### The exercise
Identify all lines in the data containing the string "parité". Copy them out.

=======

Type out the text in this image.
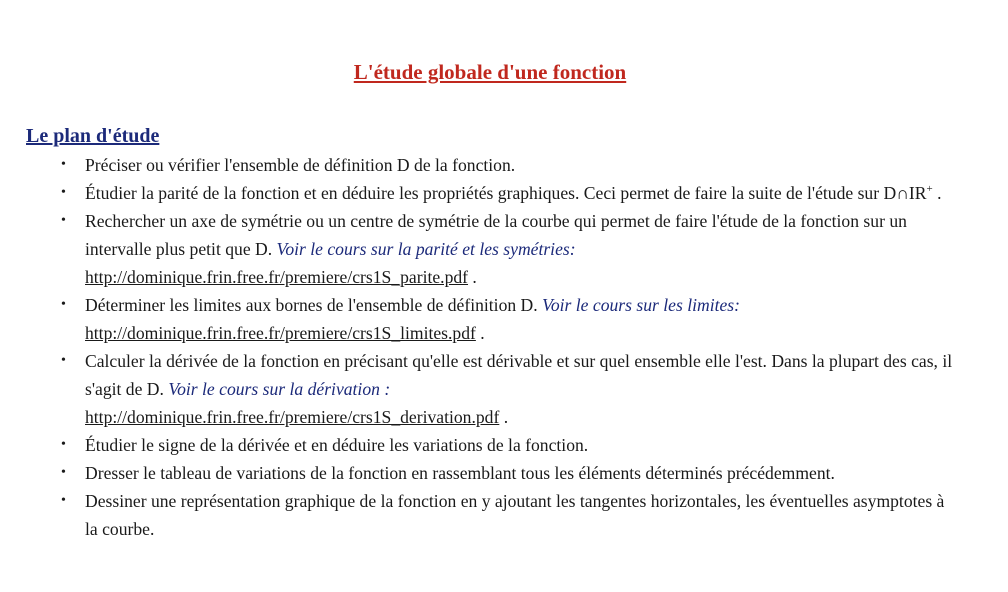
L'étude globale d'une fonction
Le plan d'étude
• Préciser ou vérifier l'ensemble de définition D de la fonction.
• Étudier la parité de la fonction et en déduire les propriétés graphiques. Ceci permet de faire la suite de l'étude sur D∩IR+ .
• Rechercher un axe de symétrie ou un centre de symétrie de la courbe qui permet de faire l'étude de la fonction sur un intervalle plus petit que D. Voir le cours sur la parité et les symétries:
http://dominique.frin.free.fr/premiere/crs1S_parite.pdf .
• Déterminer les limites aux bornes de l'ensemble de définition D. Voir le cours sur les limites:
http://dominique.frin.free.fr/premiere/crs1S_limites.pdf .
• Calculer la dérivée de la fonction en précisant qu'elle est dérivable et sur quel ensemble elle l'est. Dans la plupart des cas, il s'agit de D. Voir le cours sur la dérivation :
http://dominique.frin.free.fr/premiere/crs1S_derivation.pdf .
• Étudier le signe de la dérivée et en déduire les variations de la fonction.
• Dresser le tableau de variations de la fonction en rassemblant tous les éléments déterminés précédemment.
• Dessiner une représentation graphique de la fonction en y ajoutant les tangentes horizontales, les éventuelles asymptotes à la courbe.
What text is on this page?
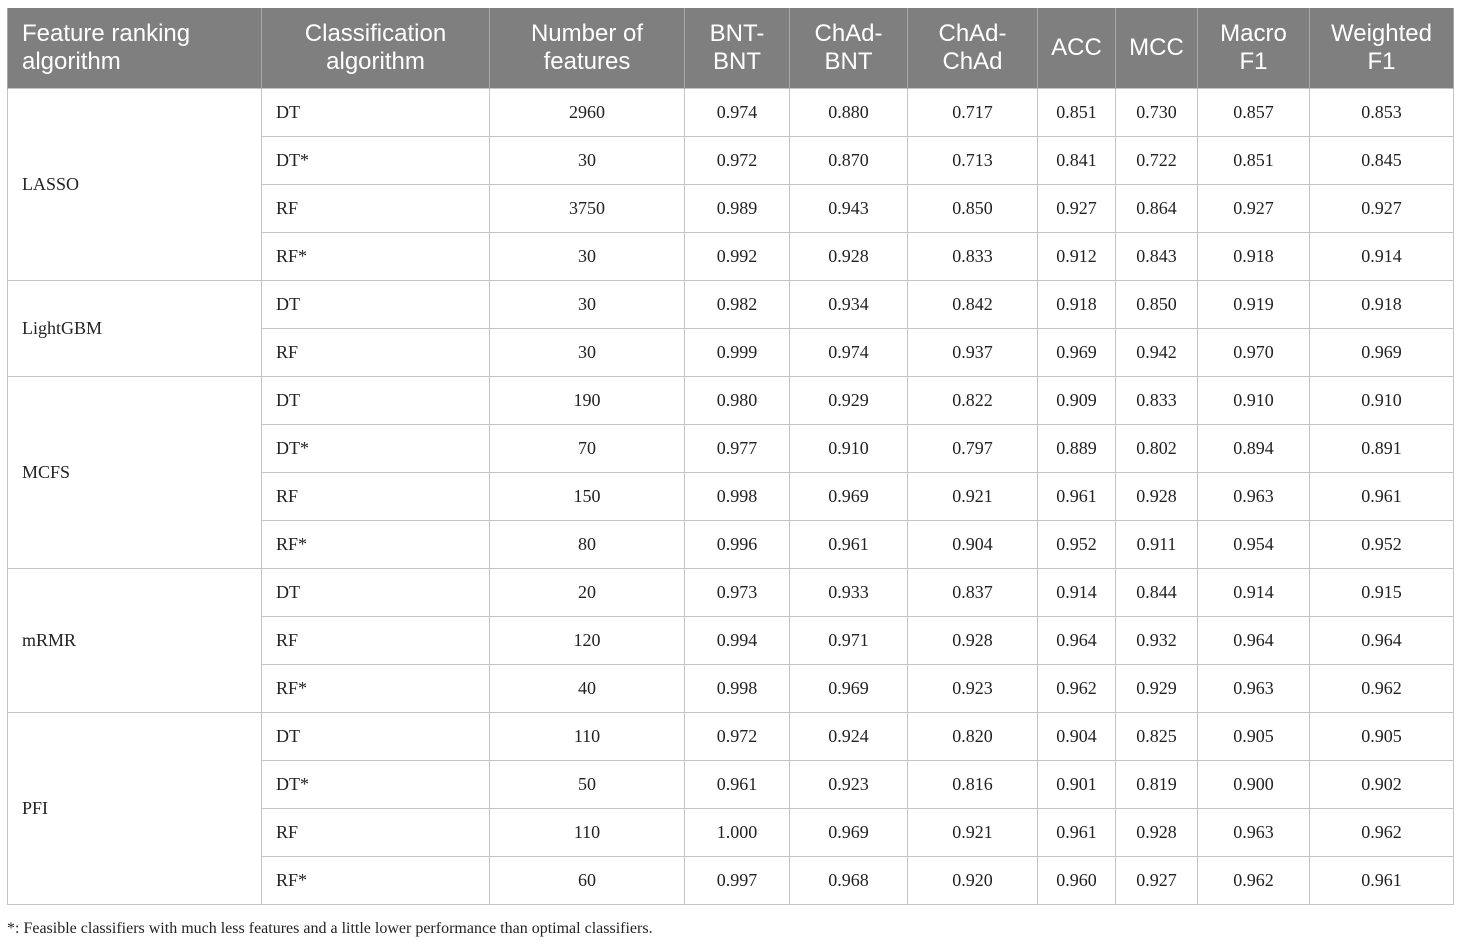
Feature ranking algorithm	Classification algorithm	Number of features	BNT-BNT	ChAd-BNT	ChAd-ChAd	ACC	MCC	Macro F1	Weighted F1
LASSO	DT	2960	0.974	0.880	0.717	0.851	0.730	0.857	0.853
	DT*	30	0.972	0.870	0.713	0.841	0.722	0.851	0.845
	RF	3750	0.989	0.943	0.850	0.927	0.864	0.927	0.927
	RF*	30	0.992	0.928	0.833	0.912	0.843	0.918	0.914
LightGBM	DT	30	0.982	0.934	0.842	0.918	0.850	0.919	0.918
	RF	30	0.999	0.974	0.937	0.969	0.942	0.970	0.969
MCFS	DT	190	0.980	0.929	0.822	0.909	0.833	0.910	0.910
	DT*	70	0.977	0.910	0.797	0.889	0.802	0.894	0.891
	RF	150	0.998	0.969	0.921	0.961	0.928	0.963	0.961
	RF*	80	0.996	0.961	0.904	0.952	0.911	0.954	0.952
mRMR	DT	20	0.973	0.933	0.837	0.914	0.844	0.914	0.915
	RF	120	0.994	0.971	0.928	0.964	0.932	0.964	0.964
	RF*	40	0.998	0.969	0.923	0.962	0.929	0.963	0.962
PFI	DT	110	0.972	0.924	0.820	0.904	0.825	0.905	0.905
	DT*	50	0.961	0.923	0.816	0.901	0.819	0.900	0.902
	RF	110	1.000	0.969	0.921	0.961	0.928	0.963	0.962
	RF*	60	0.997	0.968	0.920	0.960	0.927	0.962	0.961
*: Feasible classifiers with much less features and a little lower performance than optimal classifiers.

=======

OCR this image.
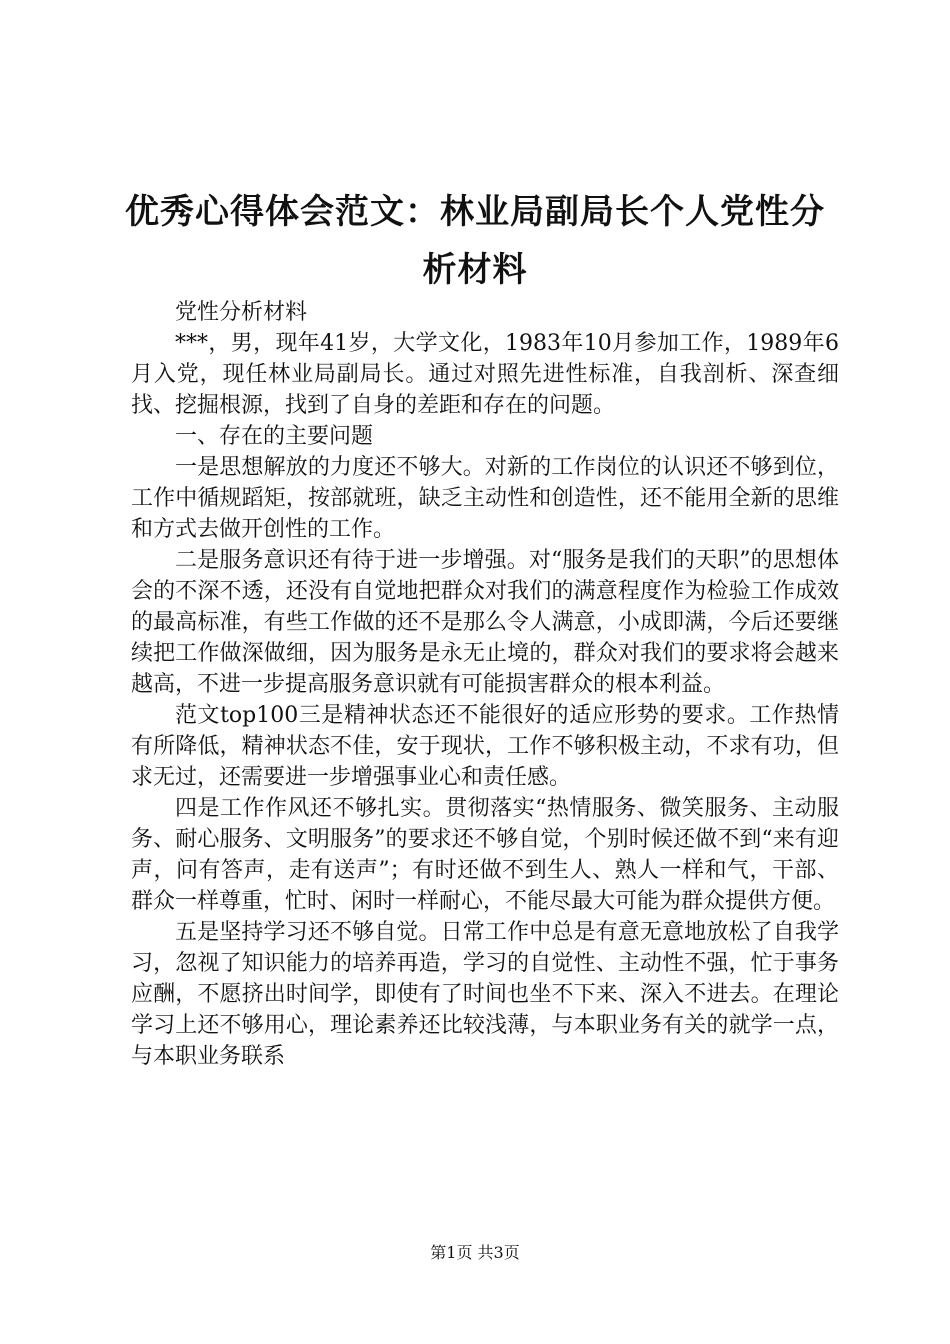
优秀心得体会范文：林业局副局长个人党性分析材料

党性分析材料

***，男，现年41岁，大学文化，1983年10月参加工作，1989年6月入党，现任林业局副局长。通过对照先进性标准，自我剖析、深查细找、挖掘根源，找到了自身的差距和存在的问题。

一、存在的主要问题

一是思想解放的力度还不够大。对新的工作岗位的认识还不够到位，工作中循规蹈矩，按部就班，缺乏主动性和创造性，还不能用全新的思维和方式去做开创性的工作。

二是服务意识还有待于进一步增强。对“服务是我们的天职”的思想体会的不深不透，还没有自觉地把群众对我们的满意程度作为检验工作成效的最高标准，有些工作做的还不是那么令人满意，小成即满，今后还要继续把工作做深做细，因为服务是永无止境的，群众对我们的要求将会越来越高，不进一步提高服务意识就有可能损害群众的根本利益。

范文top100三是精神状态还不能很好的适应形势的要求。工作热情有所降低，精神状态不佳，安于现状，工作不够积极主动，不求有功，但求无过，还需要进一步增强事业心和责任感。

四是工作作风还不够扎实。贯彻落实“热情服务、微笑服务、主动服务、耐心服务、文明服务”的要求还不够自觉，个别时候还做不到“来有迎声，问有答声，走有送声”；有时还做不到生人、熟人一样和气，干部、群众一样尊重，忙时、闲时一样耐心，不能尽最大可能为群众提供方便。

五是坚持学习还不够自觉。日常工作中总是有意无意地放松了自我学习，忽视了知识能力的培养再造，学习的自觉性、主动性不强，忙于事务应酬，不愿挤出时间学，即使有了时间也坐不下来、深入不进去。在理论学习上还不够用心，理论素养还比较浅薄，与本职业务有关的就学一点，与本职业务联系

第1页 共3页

=======

### Right answer
• Étudier la parité de la fonction et en déduire les propriétés graphiques. Ceci permet de faire la suite de l'étude sur D∩IR+ .
• Rechercher un axe de symétrie ou un centre de symétrie de la courbe qui permet de faire l'étude de la fonction sur un intervalle plus petit que D. Voir le cours sur la parité et les symétries:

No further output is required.